(Items from a figure collection)
▬▬▬
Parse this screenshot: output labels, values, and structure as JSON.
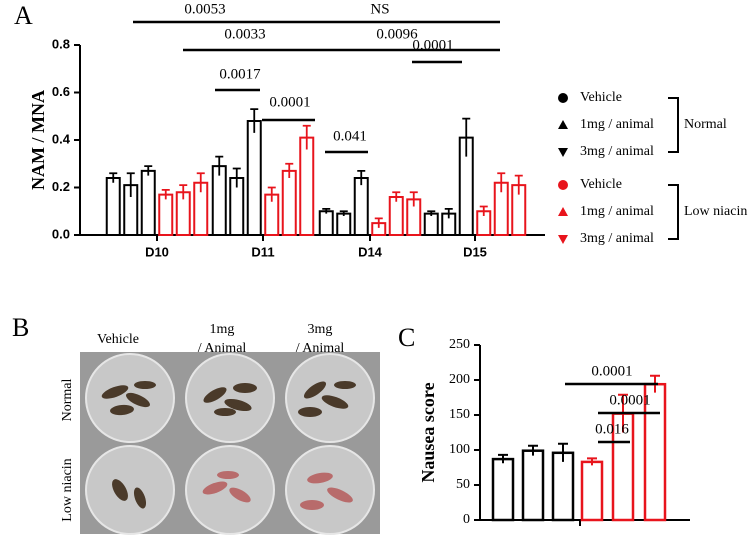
{
  "chart_data": [
    {
      "type": "bar",
      "panel": "A",
      "ylabel": "NAM / MNA",
      "categories": [
        "D10",
        "D11",
        "D14",
        "D15"
      ],
      "ylim": [
        0,
        0.8
      ],
      "yticks": [
        {
          "value": 0,
          "label": "0.0"
        },
        {
          "value": 0.2,
          "label": "0.2"
        },
        {
          "value": 0.4,
          "label": "0.4"
        },
        {
          "value": 0.6,
          "label": "0.6"
        },
        {
          "value": 0.8,
          "label": "0.8"
        }
      ],
      "series": [
        {
          "name": "Vehicle",
          "color": "#000000",
          "marker": "circle",
          "values": [
            0.24,
            0.29,
            0.1,
            0.09
          ],
          "errors": [
            0.02,
            0.04,
            0.01,
            0.01
          ]
        },
        {
          "name": "1mg / animal",
          "color": "#000000",
          "marker": "triangle",
          "values": [
            0.21,
            0.24,
            0.09,
            0.09
          ],
          "errors": [
            0.05,
            0.04,
            0.01,
            0.02
          ]
        },
        {
          "name": "3mg / animal",
          "color": "#000000",
          "marker": "triangle-down",
          "values": [
            0.27,
            0.48,
            0.24,
            0.41
          ],
          "errors": [
            0.02,
            0.05,
            0.03,
            0.08
          ]
        },
        {
          "name": "Vehicle",
          "color": "#e8141c",
          "marker": "circle",
          "values": [
            0.17,
            0.17,
            0.05,
            0.1
          ],
          "errors": [
            0.02,
            0.03,
            0.02,
            0.02
          ]
        },
        {
          "name": "1mg / animal",
          "color": "#e8141c",
          "marker": "triangle",
          "values": [
            0.18,
            0.27,
            0.16,
            0.22
          ],
          "errors": [
            0.03,
            0.03,
            0.02,
            0.04
          ]
        },
        {
          "name": "3mg / animal",
          "color": "#e8141c",
          "marker": "triangle-down",
          "values": [
            0.22,
            0.41,
            0.15,
            0.21
          ],
          "errors": [
            0.04,
            0.05,
            0.03,
            0.04
          ]
        }
      ],
      "legend_groups": [
        "Normal",
        "Low niacin"
      ],
      "annotations": [
        "0.0053",
        "NS",
        "0.0033",
        "0.0096",
        "0.0017",
        "0.0001",
        "0.041",
        "0.0001"
      ]
    },
    {
      "type": "bar",
      "panel": "C",
      "ylabel": "Nausea score",
      "ylim": [
        0,
        250
      ],
      "yticks": [
        0,
        50,
        100,
        150,
        200,
        250
      ],
      "values": [
        87,
        99,
        96,
        83,
        152,
        194
      ],
      "errors": [
        6,
        7,
        13,
        5,
        27,
        12
      ],
      "colors": [
        "#000000",
        "#000000",
        "#000000",
        "#e8141c",
        "#e8141c",
        "#e8141c"
      ],
      "annotations": [
        "0.0001",
        "0.0001",
        "0.016"
      ]
    }
  ],
  "photo": {
    "panel": "B",
    "columns": [
      "Vehicle",
      "1mg",
      "/ Animal",
      "3mg",
      "/ Animal"
    ],
    "rows": [
      "Normal",
      "Low niacin"
    ]
  }
}
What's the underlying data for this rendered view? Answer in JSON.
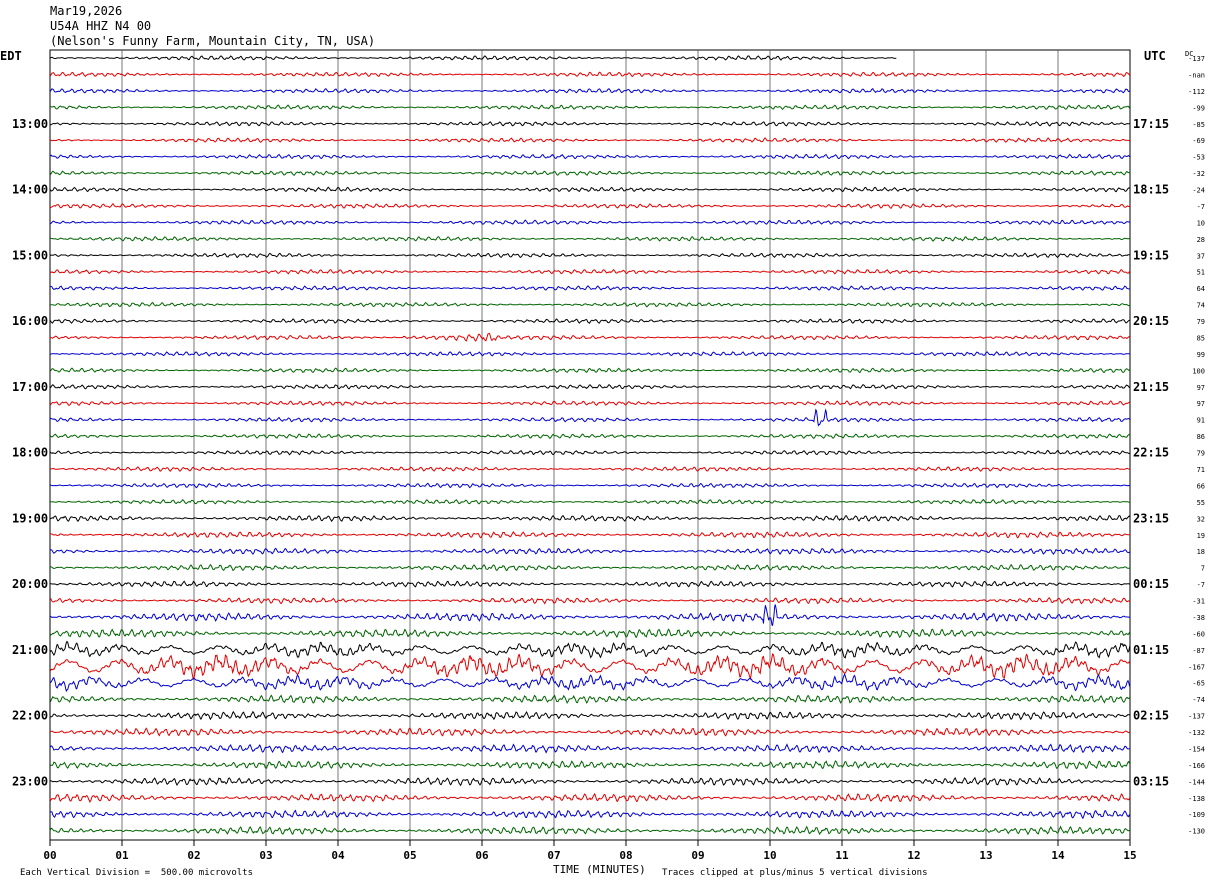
{
  "header": {
    "date": "Mar19,2026",
    "station": "U54A HHZ N4 00",
    "location": "(Nelson's Funny Farm, Mountain City, TN, USA)"
  },
  "labels": {
    "left_tz": "EDT",
    "right_tz": "UTC",
    "dc_label": "DC",
    "x_title": "TIME (MINUTES)",
    "scale_note": "Each Vertical Division =  500.00 microvolts",
    "clip_note": "Traces clipped at plus/minus 5 vertical divisions"
  },
  "colors": {
    "black": "#000000",
    "red": "#e00000",
    "blue": "#0000cc",
    "green": "#006400",
    "grid": "#555555"
  },
  "chart_data": {
    "type": "line",
    "title": "U54A HHZ N4 00",
    "xlabel": "TIME (MINUTES)",
    "x_ticks": [
      "00",
      "01",
      "02",
      "03",
      "04",
      "05",
      "06",
      "07",
      "08",
      "09",
      "10",
      "11",
      "12",
      "13",
      "14",
      "15"
    ],
    "xlim": [
      0,
      15
    ],
    "trace_count": 48,
    "trace_colors": [
      "black",
      "red",
      "blue",
      "green"
    ],
    "left_hour_labels": [
      "13:00",
      "14:00",
      "15:00",
      "16:00",
      "17:00",
      "18:00",
      "19:00",
      "20:00",
      "21:00",
      "22:00",
      "23:00"
    ],
    "right_hour_labels": [
      "17:15",
      "18:15",
      "19:15",
      "20:15",
      "21:15",
      "22:15",
      "23:15",
      "00:15",
      "01:15",
      "02:15",
      "03:15"
    ],
    "dc_offsets": [
      "-137",
      "-nan",
      "-112",
      "-99",
      "-85",
      "-69",
      "-53",
      "-32",
      "-24",
      "-7",
      "10",
      "28",
      "37",
      "51",
      "64",
      "74",
      "79",
      "85",
      "99",
      "100",
      "97",
      "97",
      "91",
      "86",
      "79",
      "71",
      "66",
      "55",
      "32",
      "19",
      "18",
      "7",
      "-7",
      "-31",
      "-38",
      "-60",
      "-87",
      "-167",
      "-65",
      "-74",
      "-137",
      "-132",
      "-154",
      "-166",
      "-144",
      "-138",
      "-109",
      "-130"
    ],
    "first_trace_end_minute": 11.75
  }
}
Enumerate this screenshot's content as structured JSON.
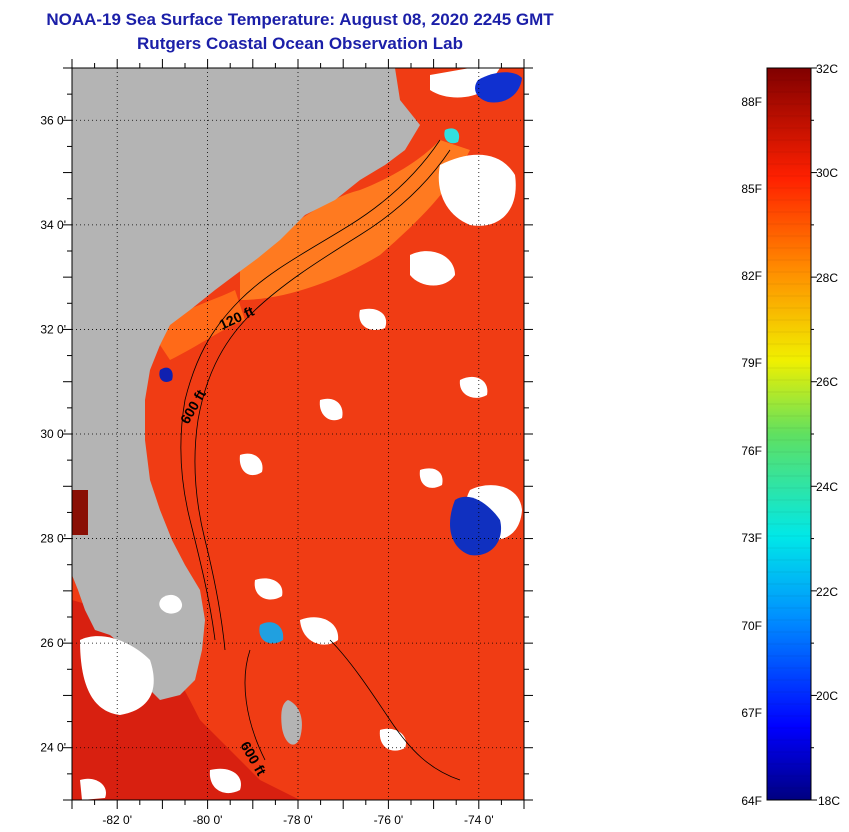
{
  "header": {
    "title": "NOAA-19 Sea Surface Temperature:  August 08, 2020 2245 GMT",
    "subtitle": "Rutgers Coastal Ocean Observation Lab"
  },
  "map": {
    "lon_range": [
      -83,
      -73
    ],
    "lat_range": [
      23,
      37
    ],
    "lat_ticks": [
      {
        "lat": 36,
        "label": "36 0'"
      },
      {
        "lat": 34,
        "label": "34 0'"
      },
      {
        "lat": 32,
        "label": "32 0'"
      },
      {
        "lat": 30,
        "label": "30 0'"
      },
      {
        "lat": 28,
        "label": "28 0'"
      },
      {
        "lat": 26,
        "label": "26 0'"
      },
      {
        "lat": 24,
        "label": "24 0'"
      }
    ],
    "lon_ticks": [
      {
        "lon": -82,
        "label": "-82 0'"
      },
      {
        "lon": -80,
        "label": "-80 0'"
      },
      {
        "lon": -78,
        "label": "-78 0'"
      },
      {
        "lon": -76,
        "label": "-76 0'"
      },
      {
        "lon": -74,
        "label": "-74 0'"
      }
    ],
    "contour_labels": [
      "120 ft",
      "600 ft",
      "600 ft"
    ],
    "colors": {
      "land": "#b4b4b4",
      "sea": "#f03c14",
      "cloud": "#ffffff"
    }
  },
  "colorbar": {
    "celsius_labels": [
      "32C",
      "30C",
      "28C",
      "26C",
      "24C",
      "22C",
      "20C",
      "18C"
    ],
    "fahrenheit_labels": [
      "88F",
      "85F",
      "82F",
      "79F",
      "76F",
      "73F",
      "70F",
      "67F",
      "64F"
    ],
    "range_c": [
      18,
      32
    ]
  }
}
▬▬▬
Work to be completed> Your copy should match the entries exactly, minus the pictures.

Answer to this exercise>
Parse this screenshot: output labels, values, and structure as JSON.
{
  "chart_data": [
    {
      "type": "bar",
      "panel": "A",
      "ylabel": "NAM / MNA",
      "categories": [
        "D10",
        "D11",
        "D14",
        "D15"
      ],
      "ylim": [
        0,
        0.8
      ],
      "yticks": [
        {
          "value": 0,
          "label": "0.0"
        },
        {
          "value": 0.2,
          "label": "0.2"
        },
        {
          "value": 0.4,
          "label": "0.4"
        },
        {
          "value": 0.6,
          "label": "0.6"
        },
        {
          "value": 0.8,
          "label": "0.8"
        }
      ],
      "series": [
        {
          "name": "Vehicle",
          "color": "#000000",
          "marker": "circle",
          "values": [
            0.24,
            0.29,
            0.1,
            0.09
          ],
          "errors": [
            0.02,
            0.04,
            0.01,
            0.01
          ]
        },
        {
          "name": "1mg / animal",
          "color": "#000000",
          "marker": "triangle",
          "values": [
            0.21,
            0.24,
            0.09,
            0.09
          ],
          "errors": [
            0.05,
            0.04,
            0.01,
            0.02
          ]
        },
        {
          "name": "3mg / animal",
          "color": "#000000",
          "marker": "triangle-down",
          "values": [
            0.27,
            0.48,
            0.24,
            0.41
          ],
          "errors": [
            0.02,
            0.05,
            0.03,
            0.08
          ]
        },
        {
          "name": "Vehicle",
          "color": "#e8141c",
          "marker": "circle",
          "values": [
            0.17,
            0.17,
            0.05,
            0.1
          ],
          "errors": [
            0.02,
            0.03,
            0.02,
            0.02
          ]
        },
        {
          "name": "1mg / animal",
          "color": "#e8141c",
          "marker": "triangle",
          "values": [
            0.18,
            0.27,
            0.16,
            0.22
          ],
          "errors": [
            0.03,
            0.03,
            0.02,
            0.04
          ]
        },
        {
          "name": "3mg / animal",
          "color": "#e8141c",
          "marker": "triangle-down",
          "values": [
            0.22,
            0.41,
            0.15,
            0.21
          ],
          "errors": [
            0.04,
            0.05,
            0.03,
            0.04
          ]
        }
      ],
      "legend_groups": [
        "Normal",
        "Low niacin"
      ],
      "annotations": [
        "0.0053",
        "NS",
        "0.0033",
        "0.0096",
        "0.0017",
        "0.0001",
        "0.041",
        "0.0001"
      ]
    },
    {
      "type": "bar",
      "panel": "C",
      "ylabel": "Nausea score",
      "ylim": [
        0,
        250
      ],
      "yticks": [
        0,
        50,
        100,
        150,
        200,
        250
      ],
      "values": [
        87,
        99,
        96,
        83,
        152,
        194
      ],
      "errors": [
        6,
        7,
        13,
        5,
        27,
        12
      ],
      "colors": [
        "#000000",
        "#000000",
        "#000000",
        "#e8141c",
        "#e8141c",
        "#e8141c"
      ],
      "annotations": [
        "0.0001",
        "0.0001",
        "0.016"
      ]
    }
  ],
  "photo": {
    "panel": "B",
    "columns": [
      "Vehicle",
      "1mg",
      "/ Animal",
      "3mg",
      "/ Animal"
    ],
    "rows": [
      "Normal",
      "Low niacin"
    ]
  }
}
What's the underlying data for this rendered view? Answer in JSON.
{
  "header": {
    "date": "Mar19,2026",
    "station": "U54A HHZ N4 00",
    "location": "(Nelson's Funny Farm, Mountain City, TN, USA)"
  },
  "labels": {
    "left_tz": "EDT",
    "right_tz": "UTC",
    "dc_label": "DC",
    "x_title": "TIME (MINUTES)",
    "scale_note": "Each Vertical Division =  500.00 microvolts",
    "clip_note": "Traces clipped at plus/minus 5 vertical divisions"
  },
  "colors": {
    "black": "#000000",
    "red": "#e00000",
    "blue": "#0000cc",
    "green": "#006400",
    "grid": "#555555"
  },
  "chart_data": {
    "type": "line",
    "title": "U54A HHZ N4 00",
    "xlabel": "TIME (MINUTES)",
    "x_ticks": [
      "00",
      "01",
      "02",
      "03",
      "04",
      "05",
      "06",
      "07",
      "08",
      "09",
      "10",
      "11",
      "12",
      "13",
      "14",
      "15"
    ],
    "xlim": [
      0,
      15
    ],
    "trace_count": 48,
    "trace_colors": [
      "black",
      "red",
      "blue",
      "green"
    ],
    "left_hour_labels": [
      "13:00",
      "14:00",
      "15:00",
      "16:00",
      "17:00",
      "18:00",
      "19:00",
      "20:00",
      "21:00",
      "22:00",
      "23:00"
    ],
    "right_hour_labels": [
      "17:15",
      "18:15",
      "19:15",
      "20:15",
      "21:15",
      "22:15",
      "23:15",
      "00:15",
      "01:15",
      "02:15",
      "03:15"
    ],
    "dc_offsets": [
      "-137",
      "-nan",
      "-112",
      "-99",
      "-85",
      "-69",
      "-53",
      "-32",
      "-24",
      "-7",
      "10",
      "28",
      "37",
      "51",
      "64",
      "74",
      "79",
      "85",
      "99",
      "100",
      "97",
      "97",
      "91",
      "86",
      "79",
      "71",
      "66",
      "55",
      "32",
      "19",
      "18",
      "7",
      "-7",
      "-31",
      "-38",
      "-60",
      "-87",
      "-167",
      "-65",
      "-74",
      "-137",
      "-132",
      "-154",
      "-166",
      "-144",
      "-138",
      "-109",
      "-130"
    ],
    "first_trace_end_minute": 11.75
  }
}
Enumerate this screenshot's content as structured JSON.
{
  "header": {
    "title": "NOAA-19 Sea Surface Temperature:  August 08, 2020 2245 GMT",
    "subtitle": "Rutgers Coastal Ocean Observation Lab"
  },
  "map": {
    "lon_range": [
      -83,
      -73
    ],
    "lat_range": [
      23,
      37
    ],
    "lat_ticks": [
      {
        "lat": 36,
        "label": "36 0'"
      },
      {
        "lat": 34,
        "label": "34 0'"
      },
      {
        "lat": 32,
        "label": "32 0'"
      },
      {
        "lat": 30,
        "label": "30 0'"
      },
      {
        "lat": 28,
        "label": "28 0'"
      },
      {
        "lat": 26,
        "label": "26 0'"
      },
      {
        "lat": 24,
        "label": "24 0'"
      }
    ],
    "lon_ticks": [
      {
        "lon": -82,
        "label": "-82 0'"
      },
      {
        "lon": -80,
        "label": "-80 0'"
      },
      {
        "lon": -78,
        "label": "-78 0'"
      },
      {
        "lon": -76,
        "label": "-76 0'"
      },
      {
        "lon": -74,
        "label": "-74 0'"
      }
    ],
    "contour_labels": [
      "120 ft",
      "600 ft",
      "600 ft"
    ],
    "colors": {
      "land": "#b4b4b4",
      "sea": "#f03c14",
      "cloud": "#ffffff"
    }
  },
  "colorbar": {
    "celsius_labels": [
      "32C",
      "30C",
      "28C",
      "26C",
      "24C",
      "22C",
      "20C",
      "18C"
    ],
    "fahrenheit_labels": [
      "88F",
      "85F",
      "82F",
      "79F",
      "76F",
      "73F",
      "70F",
      "67F",
      "64F"
    ],
    "range_c": [
      18,
      32
    ]
  }
}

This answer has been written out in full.